* **Problem**
Each line of the data that mentions the string "this" needs to be identified and copied.

* **Records to process**
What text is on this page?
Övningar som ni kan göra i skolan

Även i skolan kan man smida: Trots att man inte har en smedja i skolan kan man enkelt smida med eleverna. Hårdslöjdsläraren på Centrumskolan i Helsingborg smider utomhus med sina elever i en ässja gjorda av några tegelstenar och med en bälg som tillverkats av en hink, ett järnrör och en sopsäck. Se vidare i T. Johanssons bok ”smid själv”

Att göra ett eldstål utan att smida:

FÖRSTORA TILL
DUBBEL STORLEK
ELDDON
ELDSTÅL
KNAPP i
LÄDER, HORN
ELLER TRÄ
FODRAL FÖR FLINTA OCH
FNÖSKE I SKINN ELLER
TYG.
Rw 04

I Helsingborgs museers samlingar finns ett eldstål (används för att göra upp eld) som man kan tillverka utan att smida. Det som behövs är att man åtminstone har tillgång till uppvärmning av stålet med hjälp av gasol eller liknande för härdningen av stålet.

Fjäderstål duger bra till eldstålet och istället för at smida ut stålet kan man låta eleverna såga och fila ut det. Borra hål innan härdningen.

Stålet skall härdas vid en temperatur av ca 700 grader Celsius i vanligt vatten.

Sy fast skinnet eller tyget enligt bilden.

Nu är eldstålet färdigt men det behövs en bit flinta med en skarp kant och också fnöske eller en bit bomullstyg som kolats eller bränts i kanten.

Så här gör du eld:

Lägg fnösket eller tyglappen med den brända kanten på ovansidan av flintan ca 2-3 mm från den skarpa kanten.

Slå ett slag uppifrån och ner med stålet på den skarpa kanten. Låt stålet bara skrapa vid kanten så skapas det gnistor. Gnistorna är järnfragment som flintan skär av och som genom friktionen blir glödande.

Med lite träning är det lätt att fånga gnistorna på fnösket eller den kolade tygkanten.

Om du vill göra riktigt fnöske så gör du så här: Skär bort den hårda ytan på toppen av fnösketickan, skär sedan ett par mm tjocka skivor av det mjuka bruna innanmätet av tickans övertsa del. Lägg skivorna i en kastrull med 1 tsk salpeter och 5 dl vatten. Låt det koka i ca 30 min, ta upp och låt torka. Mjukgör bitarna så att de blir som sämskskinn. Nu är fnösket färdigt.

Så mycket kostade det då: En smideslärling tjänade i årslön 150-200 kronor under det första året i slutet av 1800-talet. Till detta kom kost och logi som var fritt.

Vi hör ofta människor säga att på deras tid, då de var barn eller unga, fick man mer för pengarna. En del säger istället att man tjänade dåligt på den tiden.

---

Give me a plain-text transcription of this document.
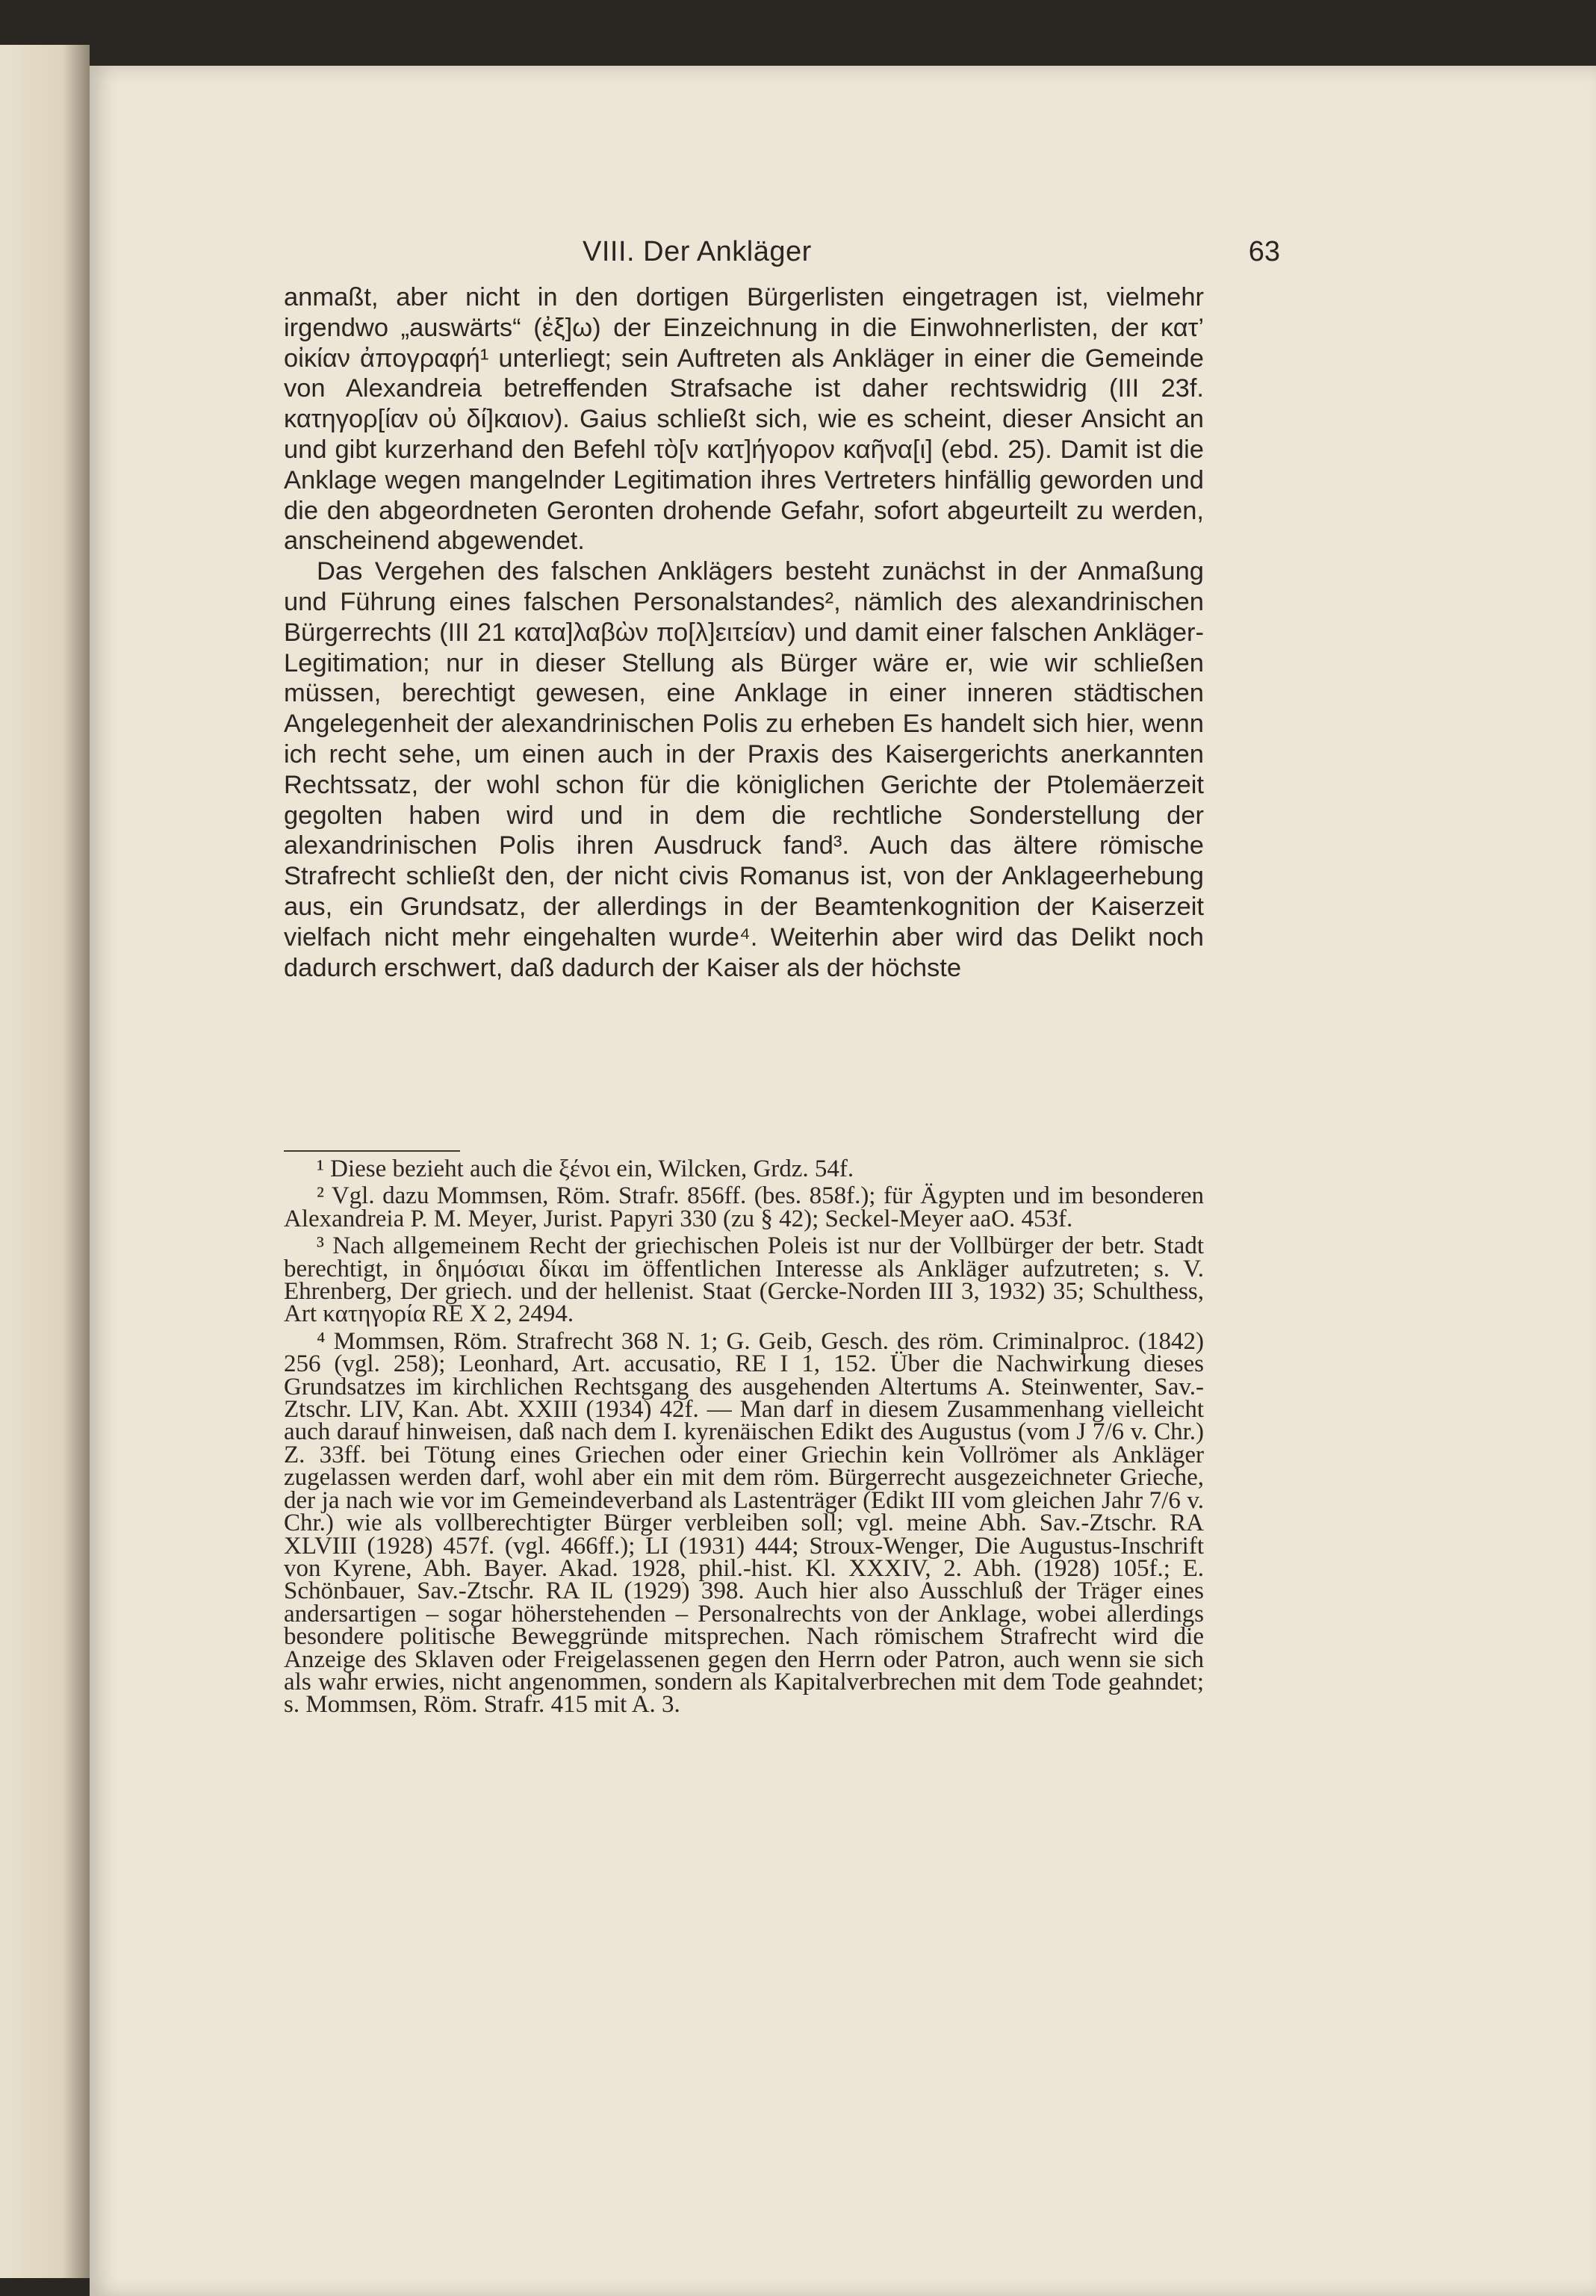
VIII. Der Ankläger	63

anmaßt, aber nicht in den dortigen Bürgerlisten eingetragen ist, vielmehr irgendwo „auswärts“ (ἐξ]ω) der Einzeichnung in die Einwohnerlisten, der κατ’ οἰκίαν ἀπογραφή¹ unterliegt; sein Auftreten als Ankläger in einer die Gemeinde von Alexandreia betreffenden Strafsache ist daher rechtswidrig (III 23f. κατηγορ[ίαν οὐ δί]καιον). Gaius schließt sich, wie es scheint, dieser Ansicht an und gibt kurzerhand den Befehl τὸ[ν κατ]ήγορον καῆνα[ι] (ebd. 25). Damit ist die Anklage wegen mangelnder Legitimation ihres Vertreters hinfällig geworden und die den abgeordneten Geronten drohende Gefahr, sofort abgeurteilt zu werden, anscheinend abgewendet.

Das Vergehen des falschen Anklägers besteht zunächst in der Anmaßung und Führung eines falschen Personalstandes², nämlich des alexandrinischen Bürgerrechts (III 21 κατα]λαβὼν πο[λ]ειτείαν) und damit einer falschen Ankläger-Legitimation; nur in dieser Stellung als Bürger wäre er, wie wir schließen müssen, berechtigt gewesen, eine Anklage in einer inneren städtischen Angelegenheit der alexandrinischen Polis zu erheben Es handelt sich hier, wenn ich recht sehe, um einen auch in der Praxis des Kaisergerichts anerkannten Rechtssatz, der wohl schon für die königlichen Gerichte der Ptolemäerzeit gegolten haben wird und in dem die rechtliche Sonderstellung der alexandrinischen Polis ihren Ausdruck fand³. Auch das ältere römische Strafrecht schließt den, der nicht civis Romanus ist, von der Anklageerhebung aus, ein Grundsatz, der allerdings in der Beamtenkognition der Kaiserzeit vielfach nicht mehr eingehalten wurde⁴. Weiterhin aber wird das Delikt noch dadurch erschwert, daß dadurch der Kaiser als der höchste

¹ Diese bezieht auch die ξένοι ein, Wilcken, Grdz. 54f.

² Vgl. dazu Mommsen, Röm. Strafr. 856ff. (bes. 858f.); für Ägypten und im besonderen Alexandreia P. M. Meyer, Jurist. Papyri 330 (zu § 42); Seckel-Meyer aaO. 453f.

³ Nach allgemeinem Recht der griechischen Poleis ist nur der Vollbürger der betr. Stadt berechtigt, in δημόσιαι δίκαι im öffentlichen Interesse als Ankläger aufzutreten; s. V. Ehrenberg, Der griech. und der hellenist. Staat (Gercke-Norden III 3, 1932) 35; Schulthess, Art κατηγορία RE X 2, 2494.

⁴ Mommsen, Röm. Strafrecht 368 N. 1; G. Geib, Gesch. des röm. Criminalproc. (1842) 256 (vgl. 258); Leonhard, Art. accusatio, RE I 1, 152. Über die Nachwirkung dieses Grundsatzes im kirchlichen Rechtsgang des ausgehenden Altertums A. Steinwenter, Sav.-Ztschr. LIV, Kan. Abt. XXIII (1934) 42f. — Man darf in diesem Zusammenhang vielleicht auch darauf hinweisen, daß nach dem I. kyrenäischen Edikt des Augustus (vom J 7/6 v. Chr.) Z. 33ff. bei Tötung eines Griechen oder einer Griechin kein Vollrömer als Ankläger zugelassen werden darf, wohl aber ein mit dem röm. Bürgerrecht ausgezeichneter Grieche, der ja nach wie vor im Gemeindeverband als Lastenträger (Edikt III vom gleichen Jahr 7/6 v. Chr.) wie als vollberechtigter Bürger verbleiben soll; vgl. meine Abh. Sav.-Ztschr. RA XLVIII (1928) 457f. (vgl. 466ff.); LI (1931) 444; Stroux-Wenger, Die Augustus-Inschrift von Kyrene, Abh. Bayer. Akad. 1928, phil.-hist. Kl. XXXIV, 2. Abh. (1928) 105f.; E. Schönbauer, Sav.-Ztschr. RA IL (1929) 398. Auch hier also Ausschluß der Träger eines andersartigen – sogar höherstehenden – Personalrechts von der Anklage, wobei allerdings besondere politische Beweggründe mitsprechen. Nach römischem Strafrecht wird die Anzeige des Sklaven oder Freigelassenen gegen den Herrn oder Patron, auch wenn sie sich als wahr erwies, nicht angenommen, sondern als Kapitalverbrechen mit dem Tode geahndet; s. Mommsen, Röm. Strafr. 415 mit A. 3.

* **Expected answer**
What text is on this page?
Give me a plain-text transcription of this document.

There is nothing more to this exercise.